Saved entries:

>> begin

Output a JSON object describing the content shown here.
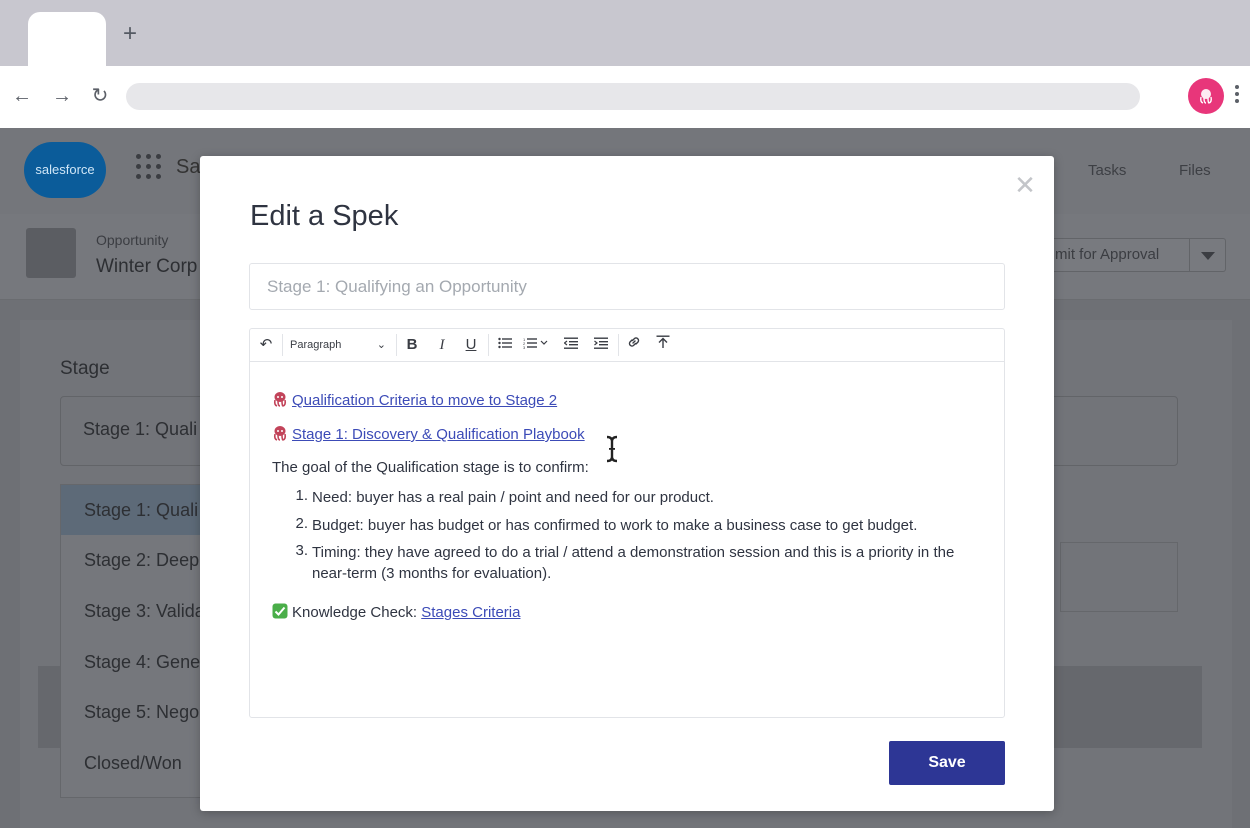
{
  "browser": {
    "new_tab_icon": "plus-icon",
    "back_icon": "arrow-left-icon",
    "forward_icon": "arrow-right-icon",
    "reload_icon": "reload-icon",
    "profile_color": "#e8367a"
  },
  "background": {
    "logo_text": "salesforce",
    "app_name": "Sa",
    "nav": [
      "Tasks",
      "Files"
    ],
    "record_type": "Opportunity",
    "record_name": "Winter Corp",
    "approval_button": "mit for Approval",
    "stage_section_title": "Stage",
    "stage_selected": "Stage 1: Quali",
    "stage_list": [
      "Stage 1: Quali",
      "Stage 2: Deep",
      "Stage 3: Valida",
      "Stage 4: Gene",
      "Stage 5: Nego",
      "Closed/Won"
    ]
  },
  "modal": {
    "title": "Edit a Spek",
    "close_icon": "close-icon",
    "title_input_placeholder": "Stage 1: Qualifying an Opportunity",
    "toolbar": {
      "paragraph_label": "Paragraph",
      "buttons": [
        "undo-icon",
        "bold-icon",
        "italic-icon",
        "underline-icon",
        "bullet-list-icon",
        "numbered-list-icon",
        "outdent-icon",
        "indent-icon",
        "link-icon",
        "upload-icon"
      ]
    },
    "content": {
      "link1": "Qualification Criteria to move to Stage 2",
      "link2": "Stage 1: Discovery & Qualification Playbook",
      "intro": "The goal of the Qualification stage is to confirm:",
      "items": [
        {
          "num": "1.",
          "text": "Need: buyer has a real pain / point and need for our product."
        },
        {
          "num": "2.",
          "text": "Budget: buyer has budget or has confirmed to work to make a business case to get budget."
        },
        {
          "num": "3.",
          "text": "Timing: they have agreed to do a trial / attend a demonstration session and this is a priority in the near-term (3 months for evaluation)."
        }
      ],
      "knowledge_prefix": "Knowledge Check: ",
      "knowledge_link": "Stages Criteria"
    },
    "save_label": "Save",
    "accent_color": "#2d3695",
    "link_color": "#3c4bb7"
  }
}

>> end
>> begin

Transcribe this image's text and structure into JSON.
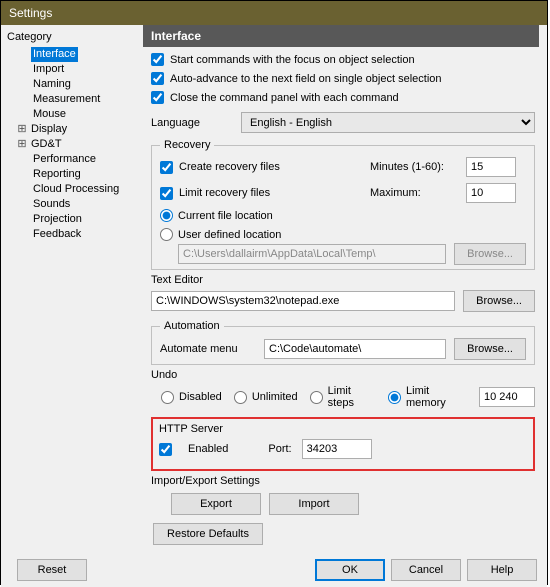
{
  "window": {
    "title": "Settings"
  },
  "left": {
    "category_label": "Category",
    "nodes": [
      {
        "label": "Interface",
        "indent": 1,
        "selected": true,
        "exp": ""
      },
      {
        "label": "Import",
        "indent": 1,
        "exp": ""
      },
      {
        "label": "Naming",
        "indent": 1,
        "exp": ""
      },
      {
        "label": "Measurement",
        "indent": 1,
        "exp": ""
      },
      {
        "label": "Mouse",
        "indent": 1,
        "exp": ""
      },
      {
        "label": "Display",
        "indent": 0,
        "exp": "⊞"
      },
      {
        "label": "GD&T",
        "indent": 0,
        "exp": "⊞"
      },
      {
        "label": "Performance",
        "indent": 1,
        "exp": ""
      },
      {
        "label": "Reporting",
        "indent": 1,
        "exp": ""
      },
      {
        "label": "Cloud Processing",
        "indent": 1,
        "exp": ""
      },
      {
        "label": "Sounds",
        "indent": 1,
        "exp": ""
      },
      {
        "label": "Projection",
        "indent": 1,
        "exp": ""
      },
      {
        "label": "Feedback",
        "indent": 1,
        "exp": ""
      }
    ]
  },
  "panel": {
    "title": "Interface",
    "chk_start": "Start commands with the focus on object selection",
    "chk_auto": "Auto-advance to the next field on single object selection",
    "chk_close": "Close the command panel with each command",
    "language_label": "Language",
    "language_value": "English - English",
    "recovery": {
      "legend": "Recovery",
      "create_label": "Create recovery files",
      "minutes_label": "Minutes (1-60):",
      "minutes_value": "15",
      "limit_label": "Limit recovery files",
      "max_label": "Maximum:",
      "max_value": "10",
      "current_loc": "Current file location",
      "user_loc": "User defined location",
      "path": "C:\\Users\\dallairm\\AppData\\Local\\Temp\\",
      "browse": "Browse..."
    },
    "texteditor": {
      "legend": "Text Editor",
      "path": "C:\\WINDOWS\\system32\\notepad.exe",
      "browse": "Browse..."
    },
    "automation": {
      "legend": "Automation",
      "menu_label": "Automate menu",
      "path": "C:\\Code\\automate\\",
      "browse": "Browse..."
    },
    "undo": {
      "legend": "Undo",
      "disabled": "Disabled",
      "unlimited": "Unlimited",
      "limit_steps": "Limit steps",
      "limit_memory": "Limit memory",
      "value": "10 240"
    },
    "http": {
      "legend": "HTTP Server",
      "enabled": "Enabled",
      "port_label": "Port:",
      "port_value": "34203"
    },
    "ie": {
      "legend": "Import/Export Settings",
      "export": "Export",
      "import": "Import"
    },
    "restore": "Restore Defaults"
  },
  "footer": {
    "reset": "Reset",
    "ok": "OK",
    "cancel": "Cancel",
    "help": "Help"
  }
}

>> end

▸ **Goal of the exercise**: Search the data for "Qualification". Copy every line that has it.

▸ **The result**:
      "link1": "Qualification Criteria to move to Stage 2",
      "link2": "Stage 1: Discovery & Qualification Playbook",
      "intro": "The goal of the Qualification stage is to confirm:",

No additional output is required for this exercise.